- Exercise prompt:
Quote, verbatim, all material below, without pictures.

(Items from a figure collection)
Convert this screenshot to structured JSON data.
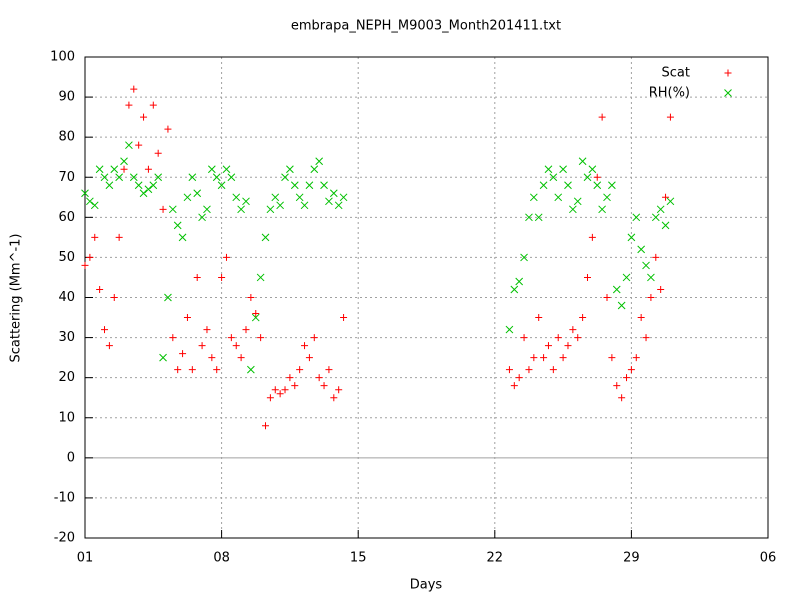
{
  "chart_data": {
    "type": "scatter",
    "title": "embrapa_NEPH_M9003_Month201411.txt",
    "xlabel": "Days",
    "ylabel": "Scattering (Mm^-1)",
    "xlim": [
      0,
      35
    ],
    "xticks": [
      {
        "value": 0,
        "label": "01"
      },
      {
        "value": 7,
        "label": "08"
      },
      {
        "value": 14,
        "label": "15"
      },
      {
        "value": 21,
        "label": "22"
      },
      {
        "value": 28,
        "label": "29"
      },
      {
        "value": 35,
        "label": "06"
      }
    ],
    "ylim": [
      -20,
      100
    ],
    "yticks": [
      -20,
      -10,
      0,
      10,
      20,
      30,
      40,
      50,
      60,
      70,
      80,
      90,
      100
    ],
    "grid": true,
    "legend": "top-right",
    "x": [
      0,
      0.25,
      0.5,
      0.75,
      1,
      1.25,
      1.5,
      1.75,
      2,
      2.25,
      2.5,
      2.75,
      3,
      3.25,
      3.5,
      3.75,
      4,
      4.25,
      4.5,
      4.75,
      5,
      5.25,
      5.5,
      5.75,
      6,
      6.25,
      6.5,
      6.75,
      7,
      7.25,
      7.5,
      7.75,
      8,
      8.25,
      8.5,
      8.75,
      9,
      9.25,
      9.5,
      9.75,
      10,
      10.25,
      10.5,
      10.75,
      11,
      11.25,
      11.5,
      11.75,
      12,
      12.25,
      12.5,
      12.75,
      13,
      13.25,
      21.75,
      22,
      22.25,
      22.5,
      22.75,
      23,
      23.25,
      23.5,
      23.75,
      24,
      24.25,
      24.5,
      24.75,
      25,
      25.25,
      25.5,
      25.75,
      26,
      26.25,
      26.5,
      26.75,
      27,
      27.25,
      27.5,
      27.75,
      28,
      28.25,
      28.5,
      28.75,
      29,
      29.25,
      29.5,
      29.75,
      30
    ],
    "series": [
      {
        "name": "Scat",
        "color": "#ff0000",
        "marker": "plus",
        "values": [
          48,
          50,
          55,
          42,
          32,
          28,
          40,
          55,
          72,
          88,
          92,
          78,
          85,
          72,
          88,
          76,
          62,
          82,
          30,
          22,
          26,
          35,
          22,
          45,
          28,
          32,
          25,
          22,
          45,
          50,
          30,
          28,
          25,
          32,
          40,
          36,
          30,
          8,
          15,
          17,
          16,
          17,
          20,
          18,
          22,
          28,
          25,
          30,
          20,
          18,
          22,
          15,
          17,
          35,
          22,
          18,
          20,
          30,
          22,
          25,
          35,
          25,
          28,
          22,
          30,
          25,
          28,
          32,
          30,
          35,
          45,
          55,
          70,
          85,
          40,
          25,
          18,
          15,
          20,
          22,
          25,
          35,
          30,
          40,
          50,
          42,
          65,
          85
        ]
      },
      {
        "name": "RH(%)",
        "color": "#00c000",
        "marker": "cross",
        "values": [
          66,
          64,
          63,
          72,
          70,
          68,
          72,
          70,
          74,
          78,
          70,
          68,
          66,
          67,
          68,
          70,
          25,
          40,
          62,
          58,
          55,
          65,
          70,
          66,
          60,
          62,
          72,
          70,
          68,
          72,
          70,
          65,
          62,
          64,
          22,
          35,
          45,
          55,
          62,
          65,
          63,
          70,
          72,
          68,
          65,
          63,
          68,
          72,
          74,
          68,
          64,
          66,
          63,
          65,
          32,
          42,
          44,
          50,
          60,
          65,
          60,
          68,
          72,
          70,
          65,
          72,
          68,
          62,
          64,
          74,
          70,
          72,
          68,
          62,
          65,
          68,
          42,
          38,
          45,
          55,
          60,
          52,
          48,
          45,
          60,
          62,
          58,
          64
        ]
      }
    ]
  }
}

- Task result:
Convert this screenshot to structured JSON data.
{
  "chart_data": {
    "type": "scatter",
    "title": "embrapa_NEPH_M9003_Month201411.txt",
    "xlabel": "Days",
    "ylabel": "Scattering (Mm^-1)",
    "xlim": [
      0,
      35
    ],
    "xticks": [
      {
        "value": 0,
        "label": "01"
      },
      {
        "value": 7,
        "label": "08"
      },
      {
        "value": 14,
        "label": "15"
      },
      {
        "value": 21,
        "label": "22"
      },
      {
        "value": 28,
        "label": "29"
      },
      {
        "value": 35,
        "label": "06"
      }
    ],
    "ylim": [
      -20,
      100
    ],
    "yticks": [
      -20,
      -10,
      0,
      10,
      20,
      30,
      40,
      50,
      60,
      70,
      80,
      90,
      100
    ],
    "grid": true,
    "legend": "top-right",
    "x": [
      0,
      0.25,
      0.5,
      0.75,
      1,
      1.25,
      1.5,
      1.75,
      2,
      2.25,
      2.5,
      2.75,
      3,
      3.25,
      3.5,
      3.75,
      4,
      4.25,
      4.5,
      4.75,
      5,
      5.25,
      5.5,
      5.75,
      6,
      6.25,
      6.5,
      6.75,
      7,
      7.25,
      7.5,
      7.75,
      8,
      8.25,
      8.5,
      8.75,
      9,
      9.25,
      9.5,
      9.75,
      10,
      10.25,
      10.5,
      10.75,
      11,
      11.25,
      11.5,
      11.75,
      12,
      12.25,
      12.5,
      12.75,
      13,
      13.25,
      21.75,
      22,
      22.25,
      22.5,
      22.75,
      23,
      23.25,
      23.5,
      23.75,
      24,
      24.25,
      24.5,
      24.75,
      25,
      25.25,
      25.5,
      25.75,
      26,
      26.25,
      26.5,
      26.75,
      27,
      27.25,
      27.5,
      27.75,
      28,
      28.25,
      28.5,
      28.75,
      29,
      29.25,
      29.5,
      29.75,
      30
    ],
    "series": [
      {
        "name": "Scat",
        "color": "#ff0000",
        "marker": "plus",
        "values": [
          48,
          50,
          55,
          42,
          32,
          28,
          40,
          55,
          72,
          88,
          92,
          78,
          85,
          72,
          88,
          76,
          62,
          82,
          30,
          22,
          26,
          35,
          22,
          45,
          28,
          32,
          25,
          22,
          45,
          50,
          30,
          28,
          25,
          32,
          40,
          36,
          30,
          8,
          15,
          17,
          16,
          17,
          20,
          18,
          22,
          28,
          25,
          30,
          20,
          18,
          22,
          15,
          17,
          35,
          22,
          18,
          20,
          30,
          22,
          25,
          35,
          25,
          28,
          22,
          30,
          25,
          28,
          32,
          30,
          35,
          45,
          55,
          70,
          85,
          40,
          25,
          18,
          15,
          20,
          22,
          25,
          35,
          30,
          40,
          50,
          42,
          65,
          85
        ]
      },
      {
        "name": "RH(%)",
        "color": "#00c000",
        "marker": "cross",
        "values": [
          66,
          64,
          63,
          72,
          70,
          68,
          72,
          70,
          74,
          78,
          70,
          68,
          66,
          67,
          68,
          70,
          25,
          40,
          62,
          58,
          55,
          65,
          70,
          66,
          60,
          62,
          72,
          70,
          68,
          72,
          70,
          65,
          62,
          64,
          22,
          35,
          45,
          55,
          62,
          65,
          63,
          70,
          72,
          68,
          65,
          63,
          68,
          72,
          74,
          68,
          64,
          66,
          63,
          65,
          32,
          42,
          44,
          50,
          60,
          65,
          60,
          68,
          72,
          70,
          65,
          72,
          68,
          62,
          64,
          74,
          70,
          72,
          68,
          62,
          65,
          68,
          42,
          38,
          45,
          55,
          60,
          52,
          48,
          45,
          60,
          62,
          58,
          64
        ]
      }
    ]
  }
}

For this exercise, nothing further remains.